### Exercise inputs:
■ ■ ■

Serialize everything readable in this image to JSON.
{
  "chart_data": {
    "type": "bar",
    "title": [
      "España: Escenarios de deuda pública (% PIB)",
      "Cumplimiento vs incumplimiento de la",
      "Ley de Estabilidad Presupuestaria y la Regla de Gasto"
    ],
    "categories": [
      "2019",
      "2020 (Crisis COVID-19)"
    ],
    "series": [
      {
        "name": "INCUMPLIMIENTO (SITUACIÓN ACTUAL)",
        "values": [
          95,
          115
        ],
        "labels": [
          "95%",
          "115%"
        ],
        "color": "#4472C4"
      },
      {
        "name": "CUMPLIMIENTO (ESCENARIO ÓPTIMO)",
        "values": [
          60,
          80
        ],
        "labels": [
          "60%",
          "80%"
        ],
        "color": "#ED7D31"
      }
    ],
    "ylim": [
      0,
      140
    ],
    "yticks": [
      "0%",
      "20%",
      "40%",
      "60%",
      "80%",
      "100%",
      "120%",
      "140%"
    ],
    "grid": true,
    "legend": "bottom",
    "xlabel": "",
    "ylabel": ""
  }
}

■ ■ ■

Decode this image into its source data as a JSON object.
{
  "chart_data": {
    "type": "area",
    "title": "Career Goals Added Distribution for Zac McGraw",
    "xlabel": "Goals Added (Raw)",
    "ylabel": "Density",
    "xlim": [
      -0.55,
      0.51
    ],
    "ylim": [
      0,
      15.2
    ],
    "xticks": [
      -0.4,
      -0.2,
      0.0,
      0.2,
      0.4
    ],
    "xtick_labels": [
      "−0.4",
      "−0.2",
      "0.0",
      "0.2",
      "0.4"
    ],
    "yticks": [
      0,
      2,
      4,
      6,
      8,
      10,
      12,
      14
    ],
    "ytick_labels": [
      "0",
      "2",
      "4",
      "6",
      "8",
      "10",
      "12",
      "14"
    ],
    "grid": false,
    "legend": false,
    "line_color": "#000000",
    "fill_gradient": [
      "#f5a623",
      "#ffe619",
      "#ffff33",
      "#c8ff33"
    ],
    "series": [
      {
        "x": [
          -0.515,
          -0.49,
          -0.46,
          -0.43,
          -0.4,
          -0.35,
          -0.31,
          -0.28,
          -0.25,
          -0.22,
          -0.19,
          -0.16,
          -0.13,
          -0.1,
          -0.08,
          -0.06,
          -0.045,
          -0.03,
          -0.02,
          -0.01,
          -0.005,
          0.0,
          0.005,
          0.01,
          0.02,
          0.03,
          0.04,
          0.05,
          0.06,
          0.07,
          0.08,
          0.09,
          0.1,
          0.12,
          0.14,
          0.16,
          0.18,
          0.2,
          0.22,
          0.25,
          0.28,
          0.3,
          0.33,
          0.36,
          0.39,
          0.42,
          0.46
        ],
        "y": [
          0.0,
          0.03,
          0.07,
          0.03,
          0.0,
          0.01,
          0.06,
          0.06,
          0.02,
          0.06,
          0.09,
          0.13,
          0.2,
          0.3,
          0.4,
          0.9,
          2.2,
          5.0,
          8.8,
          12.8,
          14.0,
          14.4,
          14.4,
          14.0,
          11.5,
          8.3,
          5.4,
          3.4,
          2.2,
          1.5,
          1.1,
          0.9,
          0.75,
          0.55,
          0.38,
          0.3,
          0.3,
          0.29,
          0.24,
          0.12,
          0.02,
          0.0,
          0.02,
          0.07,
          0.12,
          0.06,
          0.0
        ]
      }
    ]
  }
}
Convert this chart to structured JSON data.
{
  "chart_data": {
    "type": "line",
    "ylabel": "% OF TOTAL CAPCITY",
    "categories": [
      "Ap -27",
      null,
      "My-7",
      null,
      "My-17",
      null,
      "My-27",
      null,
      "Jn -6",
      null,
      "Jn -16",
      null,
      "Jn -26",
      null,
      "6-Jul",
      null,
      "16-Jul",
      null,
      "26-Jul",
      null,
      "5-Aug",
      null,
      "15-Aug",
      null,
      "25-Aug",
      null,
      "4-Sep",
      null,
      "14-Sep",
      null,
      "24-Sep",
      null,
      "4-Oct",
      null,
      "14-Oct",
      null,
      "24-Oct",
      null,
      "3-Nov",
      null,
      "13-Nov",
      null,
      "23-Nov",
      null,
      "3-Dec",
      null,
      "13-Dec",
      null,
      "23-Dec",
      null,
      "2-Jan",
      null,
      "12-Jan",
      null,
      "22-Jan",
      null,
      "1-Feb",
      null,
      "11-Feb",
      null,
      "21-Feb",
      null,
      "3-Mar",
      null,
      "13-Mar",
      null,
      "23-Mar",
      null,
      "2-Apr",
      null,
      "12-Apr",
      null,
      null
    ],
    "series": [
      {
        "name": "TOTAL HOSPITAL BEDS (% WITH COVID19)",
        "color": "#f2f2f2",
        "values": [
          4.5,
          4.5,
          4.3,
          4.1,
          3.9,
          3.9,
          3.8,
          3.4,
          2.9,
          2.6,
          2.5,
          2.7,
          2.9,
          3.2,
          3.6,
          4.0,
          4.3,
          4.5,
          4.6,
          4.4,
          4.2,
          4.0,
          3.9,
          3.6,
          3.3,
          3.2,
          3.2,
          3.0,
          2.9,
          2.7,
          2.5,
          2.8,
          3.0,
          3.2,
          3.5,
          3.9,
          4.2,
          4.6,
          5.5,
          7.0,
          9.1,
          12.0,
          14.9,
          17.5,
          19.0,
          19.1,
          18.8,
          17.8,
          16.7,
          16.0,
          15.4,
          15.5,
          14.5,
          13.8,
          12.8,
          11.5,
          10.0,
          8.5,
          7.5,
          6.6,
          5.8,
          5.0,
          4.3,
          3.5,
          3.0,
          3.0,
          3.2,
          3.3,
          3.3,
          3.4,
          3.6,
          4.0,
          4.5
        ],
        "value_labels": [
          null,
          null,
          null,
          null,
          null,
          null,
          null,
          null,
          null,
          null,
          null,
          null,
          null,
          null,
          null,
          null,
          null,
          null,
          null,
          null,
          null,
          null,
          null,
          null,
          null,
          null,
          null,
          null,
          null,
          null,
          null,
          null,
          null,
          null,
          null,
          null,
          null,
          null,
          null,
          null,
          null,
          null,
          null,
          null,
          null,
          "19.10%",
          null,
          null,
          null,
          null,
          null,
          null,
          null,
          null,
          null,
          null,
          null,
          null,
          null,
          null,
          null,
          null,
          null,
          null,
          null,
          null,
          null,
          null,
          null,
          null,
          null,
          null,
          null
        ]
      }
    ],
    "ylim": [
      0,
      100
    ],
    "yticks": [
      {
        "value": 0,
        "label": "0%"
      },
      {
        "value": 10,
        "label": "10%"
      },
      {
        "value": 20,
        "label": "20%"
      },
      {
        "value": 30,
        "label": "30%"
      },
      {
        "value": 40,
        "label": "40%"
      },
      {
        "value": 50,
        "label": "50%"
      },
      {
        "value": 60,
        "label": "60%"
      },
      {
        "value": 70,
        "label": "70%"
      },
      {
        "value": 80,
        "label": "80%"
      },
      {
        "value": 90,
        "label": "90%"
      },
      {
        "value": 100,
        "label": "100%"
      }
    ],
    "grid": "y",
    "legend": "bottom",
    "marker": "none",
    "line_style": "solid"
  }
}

■ ■ ■

### Directive:
In the material above, show every line where the word "title" turns up.

### Exercise answer:
    "title": [
    "title": "Career Goals Added Distribution for Zac McGraw",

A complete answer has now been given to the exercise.